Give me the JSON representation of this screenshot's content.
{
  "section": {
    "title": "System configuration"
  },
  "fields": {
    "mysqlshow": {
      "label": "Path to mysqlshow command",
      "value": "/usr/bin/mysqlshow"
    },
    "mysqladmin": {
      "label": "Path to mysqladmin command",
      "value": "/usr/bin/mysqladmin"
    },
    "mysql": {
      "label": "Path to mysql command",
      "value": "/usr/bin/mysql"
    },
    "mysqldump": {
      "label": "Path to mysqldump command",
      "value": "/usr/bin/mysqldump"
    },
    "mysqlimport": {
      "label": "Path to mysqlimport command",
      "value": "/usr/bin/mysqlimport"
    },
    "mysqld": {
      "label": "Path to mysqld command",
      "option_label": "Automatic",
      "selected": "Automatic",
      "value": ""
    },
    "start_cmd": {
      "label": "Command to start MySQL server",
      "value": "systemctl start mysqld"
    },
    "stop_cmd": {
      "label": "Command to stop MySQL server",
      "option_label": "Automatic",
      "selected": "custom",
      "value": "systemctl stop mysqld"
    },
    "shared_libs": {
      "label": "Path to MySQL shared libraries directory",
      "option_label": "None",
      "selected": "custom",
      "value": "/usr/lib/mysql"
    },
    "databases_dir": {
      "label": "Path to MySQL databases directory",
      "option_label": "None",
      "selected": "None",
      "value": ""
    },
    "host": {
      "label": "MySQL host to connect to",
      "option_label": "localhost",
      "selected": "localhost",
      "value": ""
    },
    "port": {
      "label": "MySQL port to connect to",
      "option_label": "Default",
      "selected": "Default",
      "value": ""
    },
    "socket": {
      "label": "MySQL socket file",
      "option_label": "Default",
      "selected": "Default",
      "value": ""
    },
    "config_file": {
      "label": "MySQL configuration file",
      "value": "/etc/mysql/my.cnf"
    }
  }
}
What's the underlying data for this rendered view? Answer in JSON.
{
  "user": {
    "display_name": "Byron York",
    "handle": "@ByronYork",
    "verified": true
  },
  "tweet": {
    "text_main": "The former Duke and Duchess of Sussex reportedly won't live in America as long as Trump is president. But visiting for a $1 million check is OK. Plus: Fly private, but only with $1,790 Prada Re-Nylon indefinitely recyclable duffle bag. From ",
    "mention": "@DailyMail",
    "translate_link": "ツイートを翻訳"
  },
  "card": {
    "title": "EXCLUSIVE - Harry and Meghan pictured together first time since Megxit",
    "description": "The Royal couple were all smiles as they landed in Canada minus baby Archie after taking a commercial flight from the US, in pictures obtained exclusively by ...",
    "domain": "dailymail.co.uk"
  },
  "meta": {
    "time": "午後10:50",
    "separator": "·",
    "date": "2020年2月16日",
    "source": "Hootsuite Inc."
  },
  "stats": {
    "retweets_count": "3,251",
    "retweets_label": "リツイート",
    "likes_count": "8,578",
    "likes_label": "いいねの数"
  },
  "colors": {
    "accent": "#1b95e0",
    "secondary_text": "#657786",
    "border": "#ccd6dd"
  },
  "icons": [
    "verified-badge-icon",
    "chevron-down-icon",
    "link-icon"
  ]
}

|---|

§ Exercise task:
Your task is to quote the listing above word for word.

§ Solution for this problem:
Give me the JSON representation of this screenshot's content.
{
  "section": {
    "title": "System configuration"
  },
  "fields": {
    "mysqlshow": {
      "label": "Path to mysqlshow command",
      "value": "/usr/bin/mysqlshow"
    },
    "mysqladmin": {
      "label": "Path to mysqladmin command",
      "value": "/usr/bin/mysqladmin"
    },
    "mysql": {
      "label": "Path to mysql command",
      "value": "/usr/bin/mysql"
    },
    "mysqldump": {
      "label": "Path to mysqldump command",
      "value": "/usr/bin/mysqldump"
    },
    "mysqlimport": {
      "label": "Path to mysqlimport command",
      "value": "/usr/bin/mysqlimport"
    },
    "mysqld": {
      "label": "Path to mysqld command",
      "option_label": "Automatic",
      "selected": "Automatic",
      "value": ""
    },
    "start_cmd": {
      "label": "Command to start MySQL server",
      "value": "systemctl start mysqld"
    },
    "stop_cmd": {
      "label": "Command to stop MySQL server",
      "option_label": "Automatic",
      "selected": "custom",
      "value": "systemctl stop mysqld"
    },
    "shared_libs": {
      "label": "Path to MySQL shared libraries directory",
      "option_label": "None",
      "selected": "custom",
      "value": "/usr/lib/mysql"
    },
    "databases_dir": {
      "label": "Path to MySQL databases directory",
      "option_label": "None",
      "selected": "None",
      "value": ""
    },
    "host": {
      "label": "MySQL host to connect to",
      "option_label": "localhost",
      "selected": "localhost",
      "value": ""
    },
    "port": {
      "label": "MySQL port to connect to",
      "option_label": "Default",
      "selected": "Default",
      "value": ""
    },
    "socket": {
      "label": "MySQL socket file",
      "option_label": "Default",
      "selected": "Default",
      "value": ""
    },
    "config_file": {
      "label": "MySQL configuration file",
      "value": "/etc/mysql/my.cnf"
    }
  }
}
What's the underlying data for this rendered view? Answer in JSON.
{
  "user": {
    "display_name": "Byron York",
    "handle": "@ByronYork",
    "verified": true
  },
  "tweet": {
    "text_main": "The former Duke and Duchess of Sussex reportedly won't live in America as long as Trump is president. But visiting for a $1 million check is OK. Plus: Fly private, but only with $1,790 Prada Re-Nylon indefinitely recyclable duffle bag. From ",
    "mention": "@DailyMail",
    "translate_link": "ツイートを翻訳"
  },
  "card": {
    "title": "EXCLUSIVE - Harry and Meghan pictured together first time since Megxit",
    "description": "The Royal couple were all smiles as they landed in Canada minus baby Archie after taking a commercial flight from the US, in pictures obtained exclusively by ...",
    "domain": "dailymail.co.uk"
  },
  "meta": {
    "time": "午後10:50",
    "separator": "·",
    "date": "2020年2月16日",
    "source": "Hootsuite Inc."
  },
  "stats": {
    "retweets_count": "3,251",
    "retweets_label": "リツイート",
    "likes_count": "8,578",
    "likes_label": "いいねの数"
  },
  "colors": {
    "accent": "#1b95e0",
    "secondary_text": "#657786",
    "border": "#ccd6dd"
  },
  "icons": [
    "verified-badge-icon",
    "chevron-down-icon",
    "link-icon"
  ]
}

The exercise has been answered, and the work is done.